--- BEGIN Record extracts ---
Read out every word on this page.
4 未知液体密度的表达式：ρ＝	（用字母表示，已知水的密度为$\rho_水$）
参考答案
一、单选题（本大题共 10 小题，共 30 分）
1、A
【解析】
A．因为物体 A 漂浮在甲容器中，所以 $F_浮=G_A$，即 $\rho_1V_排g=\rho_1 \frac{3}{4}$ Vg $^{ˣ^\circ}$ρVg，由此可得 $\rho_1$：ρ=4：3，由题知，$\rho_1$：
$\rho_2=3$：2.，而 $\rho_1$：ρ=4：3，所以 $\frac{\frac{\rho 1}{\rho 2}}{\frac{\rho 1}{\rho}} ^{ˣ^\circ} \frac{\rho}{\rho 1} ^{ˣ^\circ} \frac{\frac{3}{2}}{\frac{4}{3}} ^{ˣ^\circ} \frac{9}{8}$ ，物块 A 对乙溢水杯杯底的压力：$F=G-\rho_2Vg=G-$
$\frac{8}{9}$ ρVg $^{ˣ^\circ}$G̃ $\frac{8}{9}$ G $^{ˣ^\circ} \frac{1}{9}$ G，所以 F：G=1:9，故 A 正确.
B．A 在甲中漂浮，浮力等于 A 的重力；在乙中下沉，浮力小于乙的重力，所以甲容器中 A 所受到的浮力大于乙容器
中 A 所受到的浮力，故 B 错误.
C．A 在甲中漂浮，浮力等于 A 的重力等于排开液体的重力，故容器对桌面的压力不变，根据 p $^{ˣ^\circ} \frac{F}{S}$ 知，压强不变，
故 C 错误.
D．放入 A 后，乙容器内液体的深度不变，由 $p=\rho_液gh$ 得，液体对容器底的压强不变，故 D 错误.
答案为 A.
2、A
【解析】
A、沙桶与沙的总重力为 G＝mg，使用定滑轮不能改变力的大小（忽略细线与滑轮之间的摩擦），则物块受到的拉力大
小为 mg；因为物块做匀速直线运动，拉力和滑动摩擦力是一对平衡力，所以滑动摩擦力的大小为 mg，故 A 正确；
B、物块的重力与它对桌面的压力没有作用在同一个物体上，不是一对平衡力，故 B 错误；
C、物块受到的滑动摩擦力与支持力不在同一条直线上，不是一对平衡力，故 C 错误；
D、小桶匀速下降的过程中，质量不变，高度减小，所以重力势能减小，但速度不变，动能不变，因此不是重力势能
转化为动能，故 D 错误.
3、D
--- END Record extracts ---
**Problem description:** Copy out the whole listing, exactly as written.

**Exercise output:**
Read out every word on this page.
4 未知液体密度的表达式：ρ＝	（用字母表示，已知水的密度为$\rho_水$）
参考答案
一、单选题（本大题共 10 小题，共 30 分）
1、A
【解析】
A．因为物体 A 漂浮在甲容器中，所以 $F_浮=G_A$，即 $\rho_1V_排g=\rho_1 \frac{3}{4}$ Vg $^{ˣ^\circ}$ρVg，由此可得 $\rho_1$：ρ=4：3，由题知，$\rho_1$：
$\rho_2=3$：2.，而 $\rho_1$：ρ=4：3，所以 $\frac{\frac{\rho 1}{\rho 2}}{\frac{\rho 1}{\rho}} ^{ˣ^\circ} \frac{\rho}{\rho 1} ^{ˣ^\circ} \frac{\frac{3}{2}}{\frac{4}{3}} ^{ˣ^\circ} \frac{9}{8}$ ，物块 A 对乙溢水杯杯底的压力：$F=G-\rho_2Vg=G-$
$\frac{8}{9}$ ρVg $^{ˣ^\circ}$G̃ $\frac{8}{9}$ G $^{ˣ^\circ} \frac{1}{9}$ G，所以 F：G=1:9，故 A 正确.
B．A 在甲中漂浮，浮力等于 A 的重力；在乙中下沉，浮力小于乙的重力，所以甲容器中 A 所受到的浮力大于乙容器
中 A 所受到的浮力，故 B 错误.
C．A 在甲中漂浮，浮力等于 A 的重力等于排开液体的重力，故容器对桌面的压力不变，根据 p $^{ˣ^\circ} \frac{F}{S}$ 知，压强不变，
故 C 错误.
D．放入 A 后，乙容器内液体的深度不变，由 $p=\rho_液gh$ 得，液体对容器底的压强不变，故 D 错误.
答案为 A.
2、A
【解析】
A、沙桶与沙的总重力为 G＝mg，使用定滑轮不能改变力的大小（忽略细线与滑轮之间的摩擦），则物块受到的拉力大
小为 mg；因为物块做匀速直线运动，拉力和滑动摩擦力是一对平衡力，所以滑动摩擦力的大小为 mg，故 A 正确；
B、物块的重力与它对桌面的压力没有作用在同一个物体上，不是一对平衡力，故 B 错误；
C、物块受到的滑动摩擦力与支持力不在同一条直线上，不是一对平衡力，故 C 错误；
D、小桶匀速下降的过程中，质量不变，高度减小，所以重力势能减小，但速度不变，动能不变，因此不是重力势能
转化为动能，故 D 错误.
3、D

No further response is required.